• Input material
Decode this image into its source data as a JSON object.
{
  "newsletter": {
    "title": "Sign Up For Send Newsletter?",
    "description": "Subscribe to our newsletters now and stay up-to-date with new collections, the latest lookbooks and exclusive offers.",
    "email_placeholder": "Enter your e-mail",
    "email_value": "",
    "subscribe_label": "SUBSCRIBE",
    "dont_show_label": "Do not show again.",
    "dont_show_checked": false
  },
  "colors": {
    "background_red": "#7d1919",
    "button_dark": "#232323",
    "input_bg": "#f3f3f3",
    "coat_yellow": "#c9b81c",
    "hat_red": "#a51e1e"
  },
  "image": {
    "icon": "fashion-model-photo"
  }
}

• Aim of the exercise
Exactly reproduce the material above.

• Result
Decode this image into its source data as a JSON object.
{
  "newsletter": {
    "title": "Sign Up For Send Newsletter?",
    "description": "Subscribe to our newsletters now and stay up-to-date with new collections, the latest lookbooks and exclusive offers.",
    "email_placeholder": "Enter your e-mail",
    "email_value": "",
    "subscribe_label": "SUBSCRIBE",
    "dont_show_label": "Do not show again.",
    "dont_show_checked": false
  },
  "colors": {
    "background_red": "#7d1919",
    "button_dark": "#232323",
    "input_bg": "#f3f3f3",
    "coat_yellow": "#c9b81c",
    "hat_red": "#a51e1e"
  },
  "image": {
    "icon": "fashion-model-photo"
  }
}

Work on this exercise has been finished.